— Start TASK INPUT —

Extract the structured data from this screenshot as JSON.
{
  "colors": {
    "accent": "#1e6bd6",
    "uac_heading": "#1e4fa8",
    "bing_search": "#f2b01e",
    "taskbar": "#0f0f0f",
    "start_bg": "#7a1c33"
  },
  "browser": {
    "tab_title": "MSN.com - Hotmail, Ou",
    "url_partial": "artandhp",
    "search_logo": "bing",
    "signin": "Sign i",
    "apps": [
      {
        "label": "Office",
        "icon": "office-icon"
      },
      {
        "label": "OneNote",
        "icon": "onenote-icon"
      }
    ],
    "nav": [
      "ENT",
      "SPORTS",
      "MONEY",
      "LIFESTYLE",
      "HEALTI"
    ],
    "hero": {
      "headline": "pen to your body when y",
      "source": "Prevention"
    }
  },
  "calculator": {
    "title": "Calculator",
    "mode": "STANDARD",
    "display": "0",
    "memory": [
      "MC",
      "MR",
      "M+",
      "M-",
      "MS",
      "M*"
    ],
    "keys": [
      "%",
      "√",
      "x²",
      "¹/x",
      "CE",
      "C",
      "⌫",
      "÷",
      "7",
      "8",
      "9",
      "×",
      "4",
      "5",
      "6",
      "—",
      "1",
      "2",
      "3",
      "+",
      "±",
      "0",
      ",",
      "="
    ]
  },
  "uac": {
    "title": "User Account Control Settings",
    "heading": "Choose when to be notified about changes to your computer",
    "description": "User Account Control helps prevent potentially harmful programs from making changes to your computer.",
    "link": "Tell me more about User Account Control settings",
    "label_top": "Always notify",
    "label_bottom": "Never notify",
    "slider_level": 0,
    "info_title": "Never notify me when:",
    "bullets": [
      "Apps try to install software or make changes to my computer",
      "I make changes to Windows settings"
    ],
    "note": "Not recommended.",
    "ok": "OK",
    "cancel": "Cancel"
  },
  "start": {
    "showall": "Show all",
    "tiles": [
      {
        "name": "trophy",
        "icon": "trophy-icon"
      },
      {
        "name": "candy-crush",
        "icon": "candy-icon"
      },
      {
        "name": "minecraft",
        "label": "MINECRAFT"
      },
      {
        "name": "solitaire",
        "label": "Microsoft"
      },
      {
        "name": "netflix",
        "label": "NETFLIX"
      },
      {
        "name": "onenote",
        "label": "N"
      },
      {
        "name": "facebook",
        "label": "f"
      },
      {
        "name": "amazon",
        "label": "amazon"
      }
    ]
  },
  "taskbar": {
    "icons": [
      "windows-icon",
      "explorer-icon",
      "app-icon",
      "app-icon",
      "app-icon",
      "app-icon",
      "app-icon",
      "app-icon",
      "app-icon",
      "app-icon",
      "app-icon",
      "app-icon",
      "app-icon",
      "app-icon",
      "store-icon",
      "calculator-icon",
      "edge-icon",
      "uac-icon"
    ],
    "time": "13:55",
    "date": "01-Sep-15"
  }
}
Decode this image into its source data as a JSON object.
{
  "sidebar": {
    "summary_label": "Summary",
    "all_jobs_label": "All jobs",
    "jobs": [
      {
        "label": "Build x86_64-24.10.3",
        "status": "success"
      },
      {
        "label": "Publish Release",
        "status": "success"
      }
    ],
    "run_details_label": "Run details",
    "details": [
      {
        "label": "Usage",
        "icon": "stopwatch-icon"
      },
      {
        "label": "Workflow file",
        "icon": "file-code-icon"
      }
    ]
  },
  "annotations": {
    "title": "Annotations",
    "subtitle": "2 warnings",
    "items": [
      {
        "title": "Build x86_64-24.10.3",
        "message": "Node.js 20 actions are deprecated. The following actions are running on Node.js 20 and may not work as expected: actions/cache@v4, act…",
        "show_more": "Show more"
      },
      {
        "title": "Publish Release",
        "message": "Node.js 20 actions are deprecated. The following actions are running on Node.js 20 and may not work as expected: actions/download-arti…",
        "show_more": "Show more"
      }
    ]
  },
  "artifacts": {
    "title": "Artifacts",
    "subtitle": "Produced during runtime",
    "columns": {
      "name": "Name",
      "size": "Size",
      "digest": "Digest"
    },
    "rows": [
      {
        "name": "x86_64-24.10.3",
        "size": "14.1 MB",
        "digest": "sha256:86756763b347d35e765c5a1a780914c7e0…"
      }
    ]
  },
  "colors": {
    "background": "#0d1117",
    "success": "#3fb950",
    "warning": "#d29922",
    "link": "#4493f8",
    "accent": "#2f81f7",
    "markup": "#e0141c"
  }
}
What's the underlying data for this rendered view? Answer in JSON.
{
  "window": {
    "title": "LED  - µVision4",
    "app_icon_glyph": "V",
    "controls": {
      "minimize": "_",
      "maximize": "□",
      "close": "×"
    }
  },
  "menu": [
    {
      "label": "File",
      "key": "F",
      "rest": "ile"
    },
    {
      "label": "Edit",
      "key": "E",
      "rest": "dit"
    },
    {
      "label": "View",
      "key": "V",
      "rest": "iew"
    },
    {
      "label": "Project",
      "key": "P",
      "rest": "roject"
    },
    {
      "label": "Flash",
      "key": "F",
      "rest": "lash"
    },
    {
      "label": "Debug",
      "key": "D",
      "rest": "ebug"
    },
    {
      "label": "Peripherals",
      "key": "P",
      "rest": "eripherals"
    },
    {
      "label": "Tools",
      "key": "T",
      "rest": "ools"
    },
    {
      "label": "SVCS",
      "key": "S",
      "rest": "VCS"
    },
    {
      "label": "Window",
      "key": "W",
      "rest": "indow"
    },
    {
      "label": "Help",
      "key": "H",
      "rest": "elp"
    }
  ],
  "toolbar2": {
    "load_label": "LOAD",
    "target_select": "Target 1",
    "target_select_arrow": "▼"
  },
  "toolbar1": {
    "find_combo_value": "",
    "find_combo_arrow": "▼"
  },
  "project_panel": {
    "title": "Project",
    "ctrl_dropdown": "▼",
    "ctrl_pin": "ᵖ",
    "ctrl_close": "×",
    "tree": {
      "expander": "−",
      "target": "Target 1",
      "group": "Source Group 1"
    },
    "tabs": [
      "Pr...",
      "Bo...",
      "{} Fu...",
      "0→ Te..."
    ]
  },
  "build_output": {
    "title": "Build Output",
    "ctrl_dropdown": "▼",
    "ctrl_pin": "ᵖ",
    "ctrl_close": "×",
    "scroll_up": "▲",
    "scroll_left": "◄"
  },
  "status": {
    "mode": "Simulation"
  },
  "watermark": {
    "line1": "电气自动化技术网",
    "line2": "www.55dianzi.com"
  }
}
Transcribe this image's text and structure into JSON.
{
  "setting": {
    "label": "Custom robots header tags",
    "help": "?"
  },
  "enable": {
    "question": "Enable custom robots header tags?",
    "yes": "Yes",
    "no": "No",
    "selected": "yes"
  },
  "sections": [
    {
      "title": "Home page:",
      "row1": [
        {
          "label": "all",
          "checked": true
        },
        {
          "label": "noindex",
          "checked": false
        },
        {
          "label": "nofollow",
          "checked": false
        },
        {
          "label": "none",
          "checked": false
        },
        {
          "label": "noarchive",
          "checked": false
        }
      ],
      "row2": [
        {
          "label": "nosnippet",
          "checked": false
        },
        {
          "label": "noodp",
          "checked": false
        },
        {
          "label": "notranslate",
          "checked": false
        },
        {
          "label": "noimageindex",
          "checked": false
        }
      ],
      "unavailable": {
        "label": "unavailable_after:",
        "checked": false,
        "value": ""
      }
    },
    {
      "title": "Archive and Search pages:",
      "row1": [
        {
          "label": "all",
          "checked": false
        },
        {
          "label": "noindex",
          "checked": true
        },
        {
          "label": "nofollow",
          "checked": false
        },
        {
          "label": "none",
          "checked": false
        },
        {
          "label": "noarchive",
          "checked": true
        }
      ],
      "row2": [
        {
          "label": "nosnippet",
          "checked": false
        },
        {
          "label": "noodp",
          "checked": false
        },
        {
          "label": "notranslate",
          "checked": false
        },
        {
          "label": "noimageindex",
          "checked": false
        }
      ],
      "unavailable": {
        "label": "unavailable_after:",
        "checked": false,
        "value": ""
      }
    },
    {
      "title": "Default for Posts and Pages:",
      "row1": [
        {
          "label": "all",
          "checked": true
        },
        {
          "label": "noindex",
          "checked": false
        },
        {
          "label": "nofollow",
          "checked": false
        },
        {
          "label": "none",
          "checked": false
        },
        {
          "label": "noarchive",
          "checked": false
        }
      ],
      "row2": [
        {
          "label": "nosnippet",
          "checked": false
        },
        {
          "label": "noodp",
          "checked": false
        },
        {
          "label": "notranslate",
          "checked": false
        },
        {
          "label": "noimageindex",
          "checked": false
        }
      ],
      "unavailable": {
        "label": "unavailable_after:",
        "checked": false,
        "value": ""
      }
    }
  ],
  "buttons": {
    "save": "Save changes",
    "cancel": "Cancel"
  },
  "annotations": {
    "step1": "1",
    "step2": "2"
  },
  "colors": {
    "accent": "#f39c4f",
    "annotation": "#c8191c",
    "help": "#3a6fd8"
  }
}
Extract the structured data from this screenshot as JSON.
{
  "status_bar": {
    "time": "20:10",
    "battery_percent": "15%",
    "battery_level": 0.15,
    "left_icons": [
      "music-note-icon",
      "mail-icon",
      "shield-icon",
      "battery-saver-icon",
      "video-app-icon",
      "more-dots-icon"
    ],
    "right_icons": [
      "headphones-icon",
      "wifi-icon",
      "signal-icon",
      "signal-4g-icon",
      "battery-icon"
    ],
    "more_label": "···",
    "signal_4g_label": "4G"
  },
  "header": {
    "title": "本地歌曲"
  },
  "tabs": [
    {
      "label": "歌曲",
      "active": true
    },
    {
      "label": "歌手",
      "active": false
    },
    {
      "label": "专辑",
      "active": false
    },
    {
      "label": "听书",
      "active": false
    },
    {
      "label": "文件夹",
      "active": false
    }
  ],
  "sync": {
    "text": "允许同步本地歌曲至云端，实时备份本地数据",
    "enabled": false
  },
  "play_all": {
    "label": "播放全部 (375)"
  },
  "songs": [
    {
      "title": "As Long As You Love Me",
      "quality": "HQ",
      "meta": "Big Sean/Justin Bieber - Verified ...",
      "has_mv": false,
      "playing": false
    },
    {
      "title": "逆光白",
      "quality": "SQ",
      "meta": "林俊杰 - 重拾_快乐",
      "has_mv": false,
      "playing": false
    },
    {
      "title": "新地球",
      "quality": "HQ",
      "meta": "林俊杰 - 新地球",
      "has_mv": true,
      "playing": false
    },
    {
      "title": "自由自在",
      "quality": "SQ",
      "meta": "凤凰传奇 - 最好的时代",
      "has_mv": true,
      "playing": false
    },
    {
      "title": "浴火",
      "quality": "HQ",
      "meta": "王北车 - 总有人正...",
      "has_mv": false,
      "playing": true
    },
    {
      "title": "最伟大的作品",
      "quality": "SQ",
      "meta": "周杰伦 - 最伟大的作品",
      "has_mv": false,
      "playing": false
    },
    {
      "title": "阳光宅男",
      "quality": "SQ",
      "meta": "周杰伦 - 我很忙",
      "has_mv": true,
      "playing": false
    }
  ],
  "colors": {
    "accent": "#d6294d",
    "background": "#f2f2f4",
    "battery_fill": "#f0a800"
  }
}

— End TASK INPUT —

INSTRUCTIONS TO FOLLOW →
Pull out all lines containing the word "link" from the entries above.

EXERCISE RESPONSE →
    "link": "Tell me more about User Account Control settings",
    "link": "#4493f8",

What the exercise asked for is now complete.